**Data for this exercise**
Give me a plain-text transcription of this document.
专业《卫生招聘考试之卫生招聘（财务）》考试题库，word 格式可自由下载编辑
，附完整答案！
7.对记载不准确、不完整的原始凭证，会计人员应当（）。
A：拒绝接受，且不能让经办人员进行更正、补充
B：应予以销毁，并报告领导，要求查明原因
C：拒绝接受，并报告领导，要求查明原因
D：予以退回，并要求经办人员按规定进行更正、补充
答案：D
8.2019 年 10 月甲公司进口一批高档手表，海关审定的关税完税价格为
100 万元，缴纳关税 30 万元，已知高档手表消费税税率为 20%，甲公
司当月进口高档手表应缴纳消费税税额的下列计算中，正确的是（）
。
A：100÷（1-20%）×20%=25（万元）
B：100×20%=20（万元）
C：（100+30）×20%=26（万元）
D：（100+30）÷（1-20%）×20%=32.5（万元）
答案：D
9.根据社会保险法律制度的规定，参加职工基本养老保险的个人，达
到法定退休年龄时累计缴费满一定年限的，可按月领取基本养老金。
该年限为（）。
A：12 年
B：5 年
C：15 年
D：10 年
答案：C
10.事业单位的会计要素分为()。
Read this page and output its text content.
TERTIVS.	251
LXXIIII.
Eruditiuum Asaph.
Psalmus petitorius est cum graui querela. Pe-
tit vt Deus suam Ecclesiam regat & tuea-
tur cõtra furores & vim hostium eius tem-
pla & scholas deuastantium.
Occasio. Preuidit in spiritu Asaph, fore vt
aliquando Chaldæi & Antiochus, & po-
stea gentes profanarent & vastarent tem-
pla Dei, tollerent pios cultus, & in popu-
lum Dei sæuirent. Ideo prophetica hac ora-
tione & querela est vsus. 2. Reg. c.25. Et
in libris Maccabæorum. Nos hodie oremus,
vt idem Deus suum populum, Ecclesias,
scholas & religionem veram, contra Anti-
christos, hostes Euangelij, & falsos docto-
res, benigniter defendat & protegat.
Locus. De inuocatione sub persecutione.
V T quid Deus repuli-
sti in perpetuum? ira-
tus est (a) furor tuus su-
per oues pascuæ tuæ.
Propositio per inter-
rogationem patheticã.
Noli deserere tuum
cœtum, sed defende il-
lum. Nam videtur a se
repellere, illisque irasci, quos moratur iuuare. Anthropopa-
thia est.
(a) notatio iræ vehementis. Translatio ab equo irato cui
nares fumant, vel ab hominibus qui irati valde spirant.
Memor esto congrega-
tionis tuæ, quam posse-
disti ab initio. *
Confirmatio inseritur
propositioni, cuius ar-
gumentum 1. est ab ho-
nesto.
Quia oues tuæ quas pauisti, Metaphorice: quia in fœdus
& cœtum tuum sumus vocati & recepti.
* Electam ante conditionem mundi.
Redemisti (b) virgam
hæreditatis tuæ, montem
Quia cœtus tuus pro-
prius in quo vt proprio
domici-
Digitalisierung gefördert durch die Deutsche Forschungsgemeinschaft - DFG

**Task description**
Copy out each line exactly as written.

**Complete response**
Give me a plain-text transcription of this document.
专业《卫生招聘考试之卫生招聘（财务）》考试题库，word 格式可自由下载编辑
，附完整答案！
7.对记载不准确、不完整的原始凭证，会计人员应当（）。
A：拒绝接受，且不能让经办人员进行更正、补充
B：应予以销毁，并报告领导，要求查明原因
C：拒绝接受，并报告领导，要求查明原因
D：予以退回，并要求经办人员按规定进行更正、补充
答案：D
8.2019 年 10 月甲公司进口一批高档手表，海关审定的关税完税价格为
100 万元，缴纳关税 30 万元，已知高档手表消费税税率为 20%，甲公
司当月进口高档手表应缴纳消费税税额的下列计算中，正确的是（）
。
A：100÷（1-20%）×20%=25（万元）
B：100×20%=20（万元）
C：（100+30）×20%=26（万元）
D：（100+30）÷（1-20%）×20%=32.5（万元）
答案：D
9.根据社会保险法律制度的规定，参加职工基本养老保险的个人，达
到法定退休年龄时累计缴费满一定年限的，可按月领取基本养老金。
该年限为（）。
A：12 年
B：5 年
C：15 年
D：10 年
答案：C
10.事业单位的会计要素分为()。
Read this page and output its text content.
TERTIVS.	251
LXXIIII.
Eruditiuum Asaph.
Psalmus petitorius est cum graui querela. Pe-
tit vt Deus suam Ecclesiam regat & tuea-
tur cõtra furores & vim hostium eius tem-
pla & scholas deuastantium.
Occasio. Preuidit in spiritu Asaph, fore vt
aliquando Chaldæi & Antiochus, & po-
stea gentes profanarent & vastarent tem-
pla Dei, tollerent pios cultus, & in popu-
lum Dei sæuirent. Ideo prophetica hac ora-
tione & querela est vsus. 2. Reg. c.25. Et
in libris Maccabæorum. Nos hodie oremus,
vt idem Deus suum populum, Ecclesias,
scholas & religionem veram, contra Anti-
christos, hostes Euangelij, & falsos docto-
res, benigniter defendat & protegat.
Locus. De inuocatione sub persecutione.
V T quid Deus repuli-
sti in perpetuum? ira-
tus est (a) furor tuus su-
per oues pascuæ tuæ.
Propositio per inter-
rogationem patheticã.
Noli deserere tuum
cœtum, sed defende il-
lum. Nam videtur a se
repellere, illisque irasci, quos moratur iuuare. Anthropopa-
thia est.
(a) notatio iræ vehementis. Translatio ab equo irato cui
nares fumant, vel ab hominibus qui irati valde spirant.
Memor esto congrega-
tionis tuæ, quam posse-
disti ab initio. *
Confirmatio inseritur
propositioni, cuius ar-
gumentum 1. est ab ho-
nesto.
Quia oues tuæ quas pauisti, Metaphorice: quia in fœdus
& cœtum tuum sumus vocati & recepti.
* Electam ante conditionem mundi.
Redemisti (b) virgam
hæreditatis tuæ, montem
Quia cœtus tuus pro-
prius in quo vt proprio
domici-
Digitalisierung gefördert durch die Deutsche Forschungsgemeinschaft - DFG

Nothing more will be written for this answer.